* [DOCUMENT EXTRACT]

*-*-*

Golf club

Fastest Way to Lower Your Scores – The Putter

What is the fastest way to lower your scores??

Let’s review a stat or two (very telling…). 43% of scoring occurs on the green (with the putter). Meaning if you shoot 90, you will average close to 40 putts per round. If you shoot 80, you will average 35 putts per round. There is no question, the quickest (and for most, the easiest) way to lower your scores is to work on your putting. In this e-tip, I am not going to discuss the proper fundamentals (we have discussed many times and talk about these in many of our instructional videos) – but rather common faults many have with their putting.

#1 – Improperly fit putter.

Many golfers have improperly fit putters. For most, the putter is too long for their set up and many times the lie angle does not fit. To determine proper length of a putter for you, do the following:

  1. Bend over (at the waist) like you were going to putt. Bend comfortably (no stress on your back).
  2. Hang your arms down comfortably (like you are going to putt) with slight (nature) bend in your arms (at the elbows).
  3. Measure the distance from the top of your upper hand to the ground (may need someone to measure). Add one inch. This is a good approximation of the proper putter length for you.

Lie Angle – Set up over your putter (like you are going to hit a putt). Have someone hold your putter in that position. When the putter is set up, slide a card (business card…) under the toe of the putter and under the heel of the putter. It should be even from the toe to the heel. If not, the putter’s lie does not match your setup. You may need to bend to match your set up.

*-*-*

* [SET TASK 1] Copy the entries word for word, starting at their first line and ending with the line that contains "- checkbox[interactable]: [853, 293, 879, 319]".

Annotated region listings
*-*-*

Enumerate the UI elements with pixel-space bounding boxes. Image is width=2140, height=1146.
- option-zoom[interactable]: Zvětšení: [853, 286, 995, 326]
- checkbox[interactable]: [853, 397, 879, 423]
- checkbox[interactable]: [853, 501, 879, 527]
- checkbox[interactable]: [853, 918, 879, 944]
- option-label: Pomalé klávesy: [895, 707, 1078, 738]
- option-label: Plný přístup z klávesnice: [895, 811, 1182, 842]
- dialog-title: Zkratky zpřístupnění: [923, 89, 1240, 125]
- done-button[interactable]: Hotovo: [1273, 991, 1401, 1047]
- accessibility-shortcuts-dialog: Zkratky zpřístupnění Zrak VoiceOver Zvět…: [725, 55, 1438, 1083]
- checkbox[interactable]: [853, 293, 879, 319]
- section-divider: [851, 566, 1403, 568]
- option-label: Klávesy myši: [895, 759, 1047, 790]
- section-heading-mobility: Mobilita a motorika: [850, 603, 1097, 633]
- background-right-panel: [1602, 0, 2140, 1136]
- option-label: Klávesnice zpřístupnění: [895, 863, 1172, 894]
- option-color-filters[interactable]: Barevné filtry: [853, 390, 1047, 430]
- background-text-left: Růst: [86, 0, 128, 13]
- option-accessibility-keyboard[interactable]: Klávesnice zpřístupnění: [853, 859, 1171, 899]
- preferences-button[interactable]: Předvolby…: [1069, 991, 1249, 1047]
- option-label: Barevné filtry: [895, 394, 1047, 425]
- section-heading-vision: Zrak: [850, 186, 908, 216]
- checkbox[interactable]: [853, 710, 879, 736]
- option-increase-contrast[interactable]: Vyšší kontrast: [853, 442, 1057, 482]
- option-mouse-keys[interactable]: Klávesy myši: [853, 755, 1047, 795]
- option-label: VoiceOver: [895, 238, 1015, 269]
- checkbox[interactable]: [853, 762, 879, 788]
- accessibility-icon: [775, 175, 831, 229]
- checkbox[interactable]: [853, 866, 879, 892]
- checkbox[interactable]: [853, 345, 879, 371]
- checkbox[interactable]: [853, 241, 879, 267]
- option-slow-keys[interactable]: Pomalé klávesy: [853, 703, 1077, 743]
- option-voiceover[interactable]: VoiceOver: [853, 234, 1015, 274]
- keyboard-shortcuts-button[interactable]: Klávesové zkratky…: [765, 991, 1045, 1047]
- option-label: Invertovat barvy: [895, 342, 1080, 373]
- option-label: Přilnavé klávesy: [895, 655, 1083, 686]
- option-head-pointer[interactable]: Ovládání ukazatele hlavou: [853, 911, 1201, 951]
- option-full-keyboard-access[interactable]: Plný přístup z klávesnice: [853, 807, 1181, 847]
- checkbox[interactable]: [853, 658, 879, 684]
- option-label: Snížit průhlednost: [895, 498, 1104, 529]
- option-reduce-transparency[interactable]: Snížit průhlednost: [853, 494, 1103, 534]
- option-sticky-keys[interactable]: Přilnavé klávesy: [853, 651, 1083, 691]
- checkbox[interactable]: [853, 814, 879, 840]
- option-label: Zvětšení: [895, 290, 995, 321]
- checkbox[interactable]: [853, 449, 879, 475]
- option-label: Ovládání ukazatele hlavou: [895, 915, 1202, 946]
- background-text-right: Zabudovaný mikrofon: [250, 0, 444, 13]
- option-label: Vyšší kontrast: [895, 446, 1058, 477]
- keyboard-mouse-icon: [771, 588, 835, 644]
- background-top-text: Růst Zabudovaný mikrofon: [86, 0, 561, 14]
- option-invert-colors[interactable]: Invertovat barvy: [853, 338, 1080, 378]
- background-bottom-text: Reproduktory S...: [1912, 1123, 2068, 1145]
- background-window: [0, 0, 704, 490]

*-*-*

* [SET TASK 2] Translate the sentence "Many golfers have improperly fit putters." from the putting tip into Spanish.

* [WRITTEN REPLY 1]
Enumerate the UI elements with pixel-space bounding boxes. Image is width=2140, height=1146.
- option-zoom[interactable]: Zvětšení: [853, 286, 995, 326]
- checkbox[interactable]: [853, 397, 879, 423]
- checkbox[interactable]: [853, 501, 879, 527]
- checkbox[interactable]: [853, 918, 879, 944]
- option-label: Pomalé klávesy: [895, 707, 1078, 738]
- option-label: Plný přístup z klávesnice: [895, 811, 1182, 842]
- dialog-title: Zkratky zpřístupnění: [923, 89, 1240, 125]
- done-button[interactable]: Hotovo: [1273, 991, 1401, 1047]
- accessibility-shortcuts-dialog: Zkratky zpřístupnění Zrak VoiceOver Zvět…: [725, 55, 1438, 1083]
- checkbox[interactable]: [853, 293, 879, 319]

* [WRITTEN REPLY 2] Muchos golfistas tienen putters mal ajustados.